_Recorded information_:
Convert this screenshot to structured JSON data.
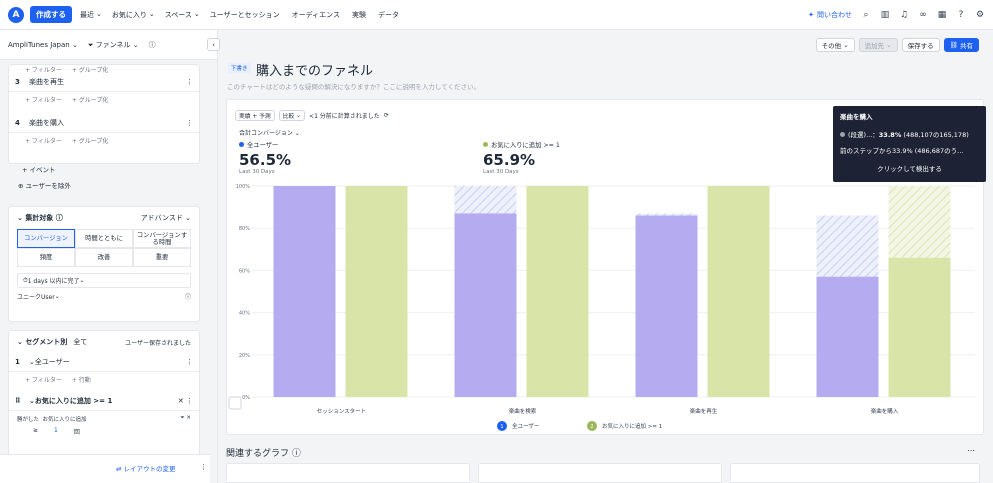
{
  "topbar": {
    "logo": "A",
    "create": "作成する",
    "nav": [
      "最近",
      "お気に入り",
      "スペース",
      "ユーザーとセッション",
      "オーディエンス",
      "実験",
      "データ"
    ],
    "contact": "問い合わせ"
  },
  "sidebar": {
    "project": "AmpliTunes Japan",
    "funnel": "ファンネル",
    "steps": [
      {
        "num": "3",
        "label": "楽曲を再生"
      },
      {
        "num": "4",
        "label": "楽曲を購入"
      }
    ],
    "filter": "+ フィルター",
    "group": "+ グループ化",
    "add_event": "+ イベント",
    "exclude": "ユーザーを除外",
    "agg_title": "集計対象",
    "advanced": "アドバンスド",
    "tabs": [
      "コンバージョン",
      "時間とともに",
      "コンバージョンする時間"
    ],
    "tabs2": [
      "頻度",
      "改善",
      "重要"
    ],
    "window": "1 days 以内に完了",
    "unique": "ユニークUser",
    "seg_title": "セグメント別",
    "seg_all": "全て",
    "seg_note": "ユーザー保存されました",
    "seg1": "全ユーザー",
    "seg1_action": "+ 行動",
    "seg2": "お気に入りに追加 >= 1",
    "seg2_sub": "勝がした",
    "seg2_sub2": "お気に入りに追加",
    "seg2_op": "≥",
    "seg2_val": "1",
    "seg2_unit": "回",
    "layout": "レイアウトの変更"
  },
  "header": {
    "other": "その他",
    "add": "追加先",
    "save": "保存する",
    "share": "共有",
    "draft": "下書き",
    "title": "購入までのファネル",
    "desc": "このチャートはどのような疑問の解決になりますか？ここに説明を入力してください。"
  },
  "controls": {
    "display": "実績 + 予測",
    "compare": "比較",
    "computed": "<1 分前に計算されました",
    "metric": "合計コンバージョン"
  },
  "metrics": [
    {
      "name": "全ユーザー",
      "value": "56.5%",
      "sub": "Last 30 Days"
    },
    {
      "name": "お気に入りに追加 >= 1",
      "value": "65.9%",
      "sub": "Last 30 Days"
    }
  ],
  "tooltip": {
    "title": "楽曲を購入",
    "line1a": "(段選)...：",
    "line1b": "33.8%",
    "line1c": " (488,107の165,178)",
    "line2": "前のステップから33.9% (486,687のう…",
    "cta": "クリックして検出する"
  },
  "related": "関連するグラフ",
  "chart_data": {
    "type": "bar",
    "categories": [
      "セッションスタート",
      "楽曲を検索",
      "楽曲を再生",
      "楽曲を購入"
    ],
    "ylim": [
      0,
      100
    ],
    "y_ticks": [
      "0%",
      "20%",
      "40%",
      "60%",
      "80%",
      "100%"
    ],
    "series": [
      {
        "name": "全ユーザー",
        "values": [
          100,
          87,
          86,
          57
        ],
        "previous": [
          100,
          100,
          87,
          86
        ],
        "color": "#b4abf0"
      },
      {
        "name": "お気に入りに追加 >= 1",
        "values": [
          100,
          100,
          100,
          66
        ],
        "previous": [
          100,
          100,
          100,
          100
        ],
        "color": "#d9e4a8"
      }
    ],
    "legend_placement": "bottom"
  }
}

_Task instructions_: Count every line bearing the word "お気に入りに追加"; report the total only.

_Correct output_: 4